◆ **Work instructions**
Render every entry exactly as it appears.

◆ **Records provided**
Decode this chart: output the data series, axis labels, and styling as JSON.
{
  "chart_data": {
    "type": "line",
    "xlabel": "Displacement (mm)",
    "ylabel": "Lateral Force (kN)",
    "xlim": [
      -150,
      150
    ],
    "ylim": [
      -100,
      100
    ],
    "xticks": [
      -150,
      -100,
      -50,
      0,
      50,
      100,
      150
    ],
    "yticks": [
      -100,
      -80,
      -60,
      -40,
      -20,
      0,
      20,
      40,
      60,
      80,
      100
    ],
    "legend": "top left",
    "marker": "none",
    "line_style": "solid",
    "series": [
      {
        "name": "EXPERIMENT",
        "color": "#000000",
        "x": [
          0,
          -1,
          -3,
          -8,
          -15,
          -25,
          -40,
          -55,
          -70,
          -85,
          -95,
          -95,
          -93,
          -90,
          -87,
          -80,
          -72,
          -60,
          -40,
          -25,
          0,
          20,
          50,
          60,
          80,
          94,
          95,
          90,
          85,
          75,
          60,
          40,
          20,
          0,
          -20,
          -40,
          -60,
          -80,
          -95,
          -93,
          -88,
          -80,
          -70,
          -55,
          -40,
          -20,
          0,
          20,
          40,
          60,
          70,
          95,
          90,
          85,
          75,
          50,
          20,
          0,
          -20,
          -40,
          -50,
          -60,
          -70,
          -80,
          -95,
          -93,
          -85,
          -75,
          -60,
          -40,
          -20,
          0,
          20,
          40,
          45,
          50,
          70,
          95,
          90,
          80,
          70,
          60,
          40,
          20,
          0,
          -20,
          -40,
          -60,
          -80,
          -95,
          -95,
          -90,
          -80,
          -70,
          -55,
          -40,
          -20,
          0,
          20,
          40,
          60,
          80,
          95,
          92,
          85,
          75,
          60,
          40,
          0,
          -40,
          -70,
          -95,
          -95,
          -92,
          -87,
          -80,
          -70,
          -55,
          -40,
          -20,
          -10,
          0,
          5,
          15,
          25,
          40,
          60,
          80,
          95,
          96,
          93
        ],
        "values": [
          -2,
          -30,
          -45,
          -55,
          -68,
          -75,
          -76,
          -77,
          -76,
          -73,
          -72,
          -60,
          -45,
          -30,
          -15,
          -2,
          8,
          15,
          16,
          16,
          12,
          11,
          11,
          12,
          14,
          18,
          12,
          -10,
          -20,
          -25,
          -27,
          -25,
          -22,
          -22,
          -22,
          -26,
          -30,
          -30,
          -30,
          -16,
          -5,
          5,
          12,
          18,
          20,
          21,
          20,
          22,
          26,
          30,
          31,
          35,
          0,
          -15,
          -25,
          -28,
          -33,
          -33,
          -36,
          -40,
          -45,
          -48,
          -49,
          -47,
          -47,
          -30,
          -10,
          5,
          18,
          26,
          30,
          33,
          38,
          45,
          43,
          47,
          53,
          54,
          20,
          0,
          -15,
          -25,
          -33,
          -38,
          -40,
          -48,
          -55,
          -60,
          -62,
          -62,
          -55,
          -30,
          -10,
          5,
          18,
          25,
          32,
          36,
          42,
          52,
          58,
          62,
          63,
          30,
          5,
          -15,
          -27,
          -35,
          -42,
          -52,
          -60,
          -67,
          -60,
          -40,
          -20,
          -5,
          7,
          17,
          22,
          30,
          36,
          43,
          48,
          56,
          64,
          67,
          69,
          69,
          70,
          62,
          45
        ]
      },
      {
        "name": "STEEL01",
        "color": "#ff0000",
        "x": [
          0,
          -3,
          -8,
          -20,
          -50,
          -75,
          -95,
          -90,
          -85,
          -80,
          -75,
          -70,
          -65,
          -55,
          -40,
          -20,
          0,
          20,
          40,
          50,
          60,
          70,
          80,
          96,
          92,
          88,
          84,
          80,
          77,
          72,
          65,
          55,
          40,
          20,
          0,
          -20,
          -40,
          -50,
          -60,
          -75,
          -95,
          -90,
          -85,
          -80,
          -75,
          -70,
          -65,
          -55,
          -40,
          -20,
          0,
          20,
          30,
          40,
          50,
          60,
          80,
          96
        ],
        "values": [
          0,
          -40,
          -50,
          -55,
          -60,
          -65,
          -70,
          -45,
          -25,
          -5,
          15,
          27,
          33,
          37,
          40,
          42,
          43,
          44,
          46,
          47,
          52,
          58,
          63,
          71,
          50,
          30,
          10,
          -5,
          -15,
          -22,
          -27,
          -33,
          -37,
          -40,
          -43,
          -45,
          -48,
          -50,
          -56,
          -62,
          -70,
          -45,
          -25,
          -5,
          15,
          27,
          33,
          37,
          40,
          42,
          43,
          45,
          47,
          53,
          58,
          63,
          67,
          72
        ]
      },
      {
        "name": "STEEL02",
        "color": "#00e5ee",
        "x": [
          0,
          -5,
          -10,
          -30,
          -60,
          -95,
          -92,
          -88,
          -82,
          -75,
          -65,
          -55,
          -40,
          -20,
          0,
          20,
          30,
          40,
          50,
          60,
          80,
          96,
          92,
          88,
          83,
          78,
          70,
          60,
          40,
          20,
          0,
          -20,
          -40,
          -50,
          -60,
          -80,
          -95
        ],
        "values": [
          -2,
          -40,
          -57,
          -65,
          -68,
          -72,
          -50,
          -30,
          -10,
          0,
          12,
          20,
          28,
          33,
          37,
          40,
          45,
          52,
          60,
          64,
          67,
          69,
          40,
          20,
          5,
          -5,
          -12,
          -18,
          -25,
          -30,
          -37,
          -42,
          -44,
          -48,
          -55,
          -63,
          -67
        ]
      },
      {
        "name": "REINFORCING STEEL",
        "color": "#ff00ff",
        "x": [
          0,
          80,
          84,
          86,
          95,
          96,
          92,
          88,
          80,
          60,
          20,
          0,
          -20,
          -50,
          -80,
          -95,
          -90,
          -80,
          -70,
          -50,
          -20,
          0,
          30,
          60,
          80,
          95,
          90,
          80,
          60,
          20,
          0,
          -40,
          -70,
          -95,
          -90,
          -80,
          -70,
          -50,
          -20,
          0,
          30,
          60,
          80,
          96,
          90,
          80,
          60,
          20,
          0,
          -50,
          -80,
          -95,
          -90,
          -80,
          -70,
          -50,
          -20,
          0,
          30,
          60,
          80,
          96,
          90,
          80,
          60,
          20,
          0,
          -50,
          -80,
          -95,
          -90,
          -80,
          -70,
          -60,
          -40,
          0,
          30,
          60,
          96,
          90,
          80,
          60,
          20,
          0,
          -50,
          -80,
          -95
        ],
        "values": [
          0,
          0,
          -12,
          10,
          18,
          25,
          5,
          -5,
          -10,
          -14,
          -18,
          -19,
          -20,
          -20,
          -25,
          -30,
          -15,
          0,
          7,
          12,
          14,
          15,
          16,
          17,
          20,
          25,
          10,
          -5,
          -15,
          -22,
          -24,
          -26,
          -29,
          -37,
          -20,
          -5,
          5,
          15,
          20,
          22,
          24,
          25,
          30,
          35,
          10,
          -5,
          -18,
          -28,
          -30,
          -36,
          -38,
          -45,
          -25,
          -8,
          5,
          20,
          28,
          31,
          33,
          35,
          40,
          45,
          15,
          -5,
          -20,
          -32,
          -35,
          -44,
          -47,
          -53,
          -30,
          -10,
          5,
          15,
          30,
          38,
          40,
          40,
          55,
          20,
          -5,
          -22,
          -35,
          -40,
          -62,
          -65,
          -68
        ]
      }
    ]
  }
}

◆ **Written response**
Decode this chart: output the data series, axis labels, and styling as JSON.
{
  "chart_data": {
    "type": "line",
    "xlabel": "Displacement (mm)",
    "ylabel": "Lateral Force (kN)",
    "xlim": [
      -150,
      150
    ],
    "ylim": [
      -100,
      100
    ],
    "xticks": [
      -150,
      -100,
      -50,
      0,
      50,
      100,
      150
    ],
    "yticks": [
      -100,
      -80,
      -60,
      -40,
      -20,
      0,
      20,
      40,
      60,
      80,
      100
    ],
    "legend": "top left",
    "marker": "none",
    "line_style": "solid",
    "series": [
      {
        "name": "EXPERIMENT",
        "color": "#000000",
        "x": [
          0,
          -1,
          -3,
          -8,
          -15,
          -25,
          -40,
          -55,
          -70,
          -85,
          -95,
          -95,
          -93,
          -90,
          -87,
          -80,
          -72,
          -60,
          -40,
          -25,
          0,
          20,
          50,
          60,
          80,
          94,
          95,
          90,
          85,
          75,
          60,
          40,
          20,
          0,
          -20,
          -40,
          -60,
          -80,
          -95,
          -93,
          -88,
          -80,
          -70,
          -55,
          -40,
          -20,
          0,
          20,
          40,
          60,
          70,
          95,
          90,
          85,
          75,
          50,
          20,
          0,
          -20,
          -40,
          -50,
          -60,
          -70,
          -80,
          -95,
          -93,
          -85,
          -75,
          -60,
          -40,
          -20,
          0,
          20,
          40,
          45,
          50,
          70,
          95,
          90,
          80,
          70,
          60,
          40,
          20,
          0,
          -20,
          -40,
          -60,
          -80,
          -95,
          -95,
          -90,
          -80,
          -70,
          -55,
          -40,
          -20,
          0,
          20,
          40,
          60,
          80,
          95,
          92,
          85,
          75,
          60,
          40,
          0,
          -40,
          -70,
          -95,
          -95,
          -92,
          -87,
          -80,
          -70,
          -55,
          -40,
          -20,
          -10,
          0,
          5,
          15,
          25,
          40,
          60,
          80,
          95,
          96,
          93
        ],
        "values": [
          -2,
          -30,
          -45,
          -55,
          -68,
          -75,
          -76,
          -77,
          -76,
          -73,
          -72,
          -60,
          -45,
          -30,
          -15,
          -2,
          8,
          15,
          16,
          16,
          12,
          11,
          11,
          12,
          14,
          18,
          12,
          -10,
          -20,
          -25,
          -27,
          -25,
          -22,
          -22,
          -22,
          -26,
          -30,
          -30,
          -30,
          -16,
          -5,
          5,
          12,
          18,
          20,
          21,
          20,
          22,
          26,
          30,
          31,
          35,
          0,
          -15,
          -25,
          -28,
          -33,
          -33,
          -36,
          -40,
          -45,
          -48,
          -49,
          -47,
          -47,
          -30,
          -10,
          5,
          18,
          26,
          30,
          33,
          38,
          45,
          43,
          47,
          53,
          54,
          20,
          0,
          -15,
          -25,
          -33,
          -38,
          -40,
          -48,
          -55,
          -60,
          -62,
          -62,
          -55,
          -30,
          -10,
          5,
          18,
          25,
          32,
          36,
          42,
          52,
          58,
          62,
          63,
          30,
          5,
          -15,
          -27,
          -35,
          -42,
          -52,
          -60,
          -67,
          -60,
          -40,
          -20,
          -5,
          7,
          17,
          22,
          30,
          36,
          43,
          48,
          56,
          64,
          67,
          69,
          69,
          70,
          62,
          45
        ]
      },
      {
        "name": "STEEL01",
        "color": "#ff0000",
        "x": [
          0,
          -3,
          -8,
          -20,
          -50,
          -75,
          -95,
          -90,
          -85,
          -80,
          -75,
          -70,
          -65,
          -55,
          -40,
          -20,
          0,
          20,
          40,
          50,
          60,
          70,
          80,
          96,
          92,
          88,
          84,
          80,
          77,
          72,
          65,
          55,
          40,
          20,
          0,
          -20,
          -40,
          -50,
          -60,
          -75,
          -95,
          -90,
          -85,
          -80,
          -75,
          -70,
          -65,
          -55,
          -40,
          -20,
          0,
          20,
          30,
          40,
          50,
          60,
          80,
          96
        ],
        "values": [
          0,
          -40,
          -50,
          -55,
          -60,
          -65,
          -70,
          -45,
          -25,
          -5,
          15,
          27,
          33,
          37,
          40,
          42,
          43,
          44,
          46,
          47,
          52,
          58,
          63,
          71,
          50,
          30,
          10,
          -5,
          -15,
          -22,
          -27,
          -33,
          -37,
          -40,
          -43,
          -45,
          -48,
          -50,
          -56,
          -62,
          -70,
          -45,
          -25,
          -5,
          15,
          27,
          33,
          37,
          40,
          42,
          43,
          45,
          47,
          53,
          58,
          63,
          67,
          72
        ]
      },
      {
        "name": "STEEL02",
        "color": "#00e5ee",
        "x": [
          0,
          -5,
          -10,
          -30,
          -60,
          -95,
          -92,
          -88,
          -82,
          -75,
          -65,
          -55,
          -40,
          -20,
          0,
          20,
          30,
          40,
          50,
          60,
          80,
          96,
          92,
          88,
          83,
          78,
          70,
          60,
          40,
          20,
          0,
          -20,
          -40,
          -50,
          -60,
          -80,
          -95
        ],
        "values": [
          -2,
          -40,
          -57,
          -65,
          -68,
          -72,
          -50,
          -30,
          -10,
          0,
          12,
          20,
          28,
          33,
          37,
          40,
          45,
          52,
          60,
          64,
          67,
          69,
          40,
          20,
          5,
          -5,
          -12,
          -18,
          -25,
          -30,
          -37,
          -42,
          -44,
          -48,
          -55,
          -63,
          -67
        ]
      },
      {
        "name": "REINFORCING STEEL",
        "color": "#ff00ff",
        "x": [
          0,
          80,
          84,
          86,
          95,
          96,
          92,
          88,
          80,
          60,
          20,
          0,
          -20,
          -50,
          -80,
          -95,
          -90,
          -80,
          -70,
          -50,
          -20,
          0,
          30,
          60,
          80,
          95,
          90,
          80,
          60,
          20,
          0,
          -40,
          -70,
          -95,
          -90,
          -80,
          -70,
          -50,
          -20,
          0,
          30,
          60,
          80,
          96,
          90,
          80,
          60,
          20,
          0,
          -50,
          -80,
          -95,
          -90,
          -80,
          -70,
          -50,
          -20,
          0,
          30,
          60,
          80,
          96,
          90,
          80,
          60,
          20,
          0,
          -50,
          -80,
          -95,
          -90,
          -80,
          -70,
          -60,
          -40,
          0,
          30,
          60,
          96,
          90,
          80,
          60,
          20,
          0,
          -50,
          -80,
          -95
        ],
        "values": [
          0,
          0,
          -12,
          10,
          18,
          25,
          5,
          -5,
          -10,
          -14,
          -18,
          -19,
          -20,
          -20,
          -25,
          -30,
          -15,
          0,
          7,
          12,
          14,
          15,
          16,
          17,
          20,
          25,
          10,
          -5,
          -15,
          -22,
          -24,
          -26,
          -29,
          -37,
          -20,
          -5,
          5,
          15,
          20,
          22,
          24,
          25,
          30,
          35,
          10,
          -5,
          -18,
          -28,
          -30,
          -36,
          -38,
          -45,
          -25,
          -8,
          5,
          20,
          28,
          31,
          33,
          35,
          40,
          45,
          15,
          -5,
          -20,
          -32,
          -35,
          -44,
          -47,
          -53,
          -30,
          -10,
          5,
          15,
          30,
          38,
          40,
          40,
          55,
          20,
          -5,
          -22,
          -35,
          -40,
          -62,
          -65,
          -68
        ]
      }
    ]
  }
}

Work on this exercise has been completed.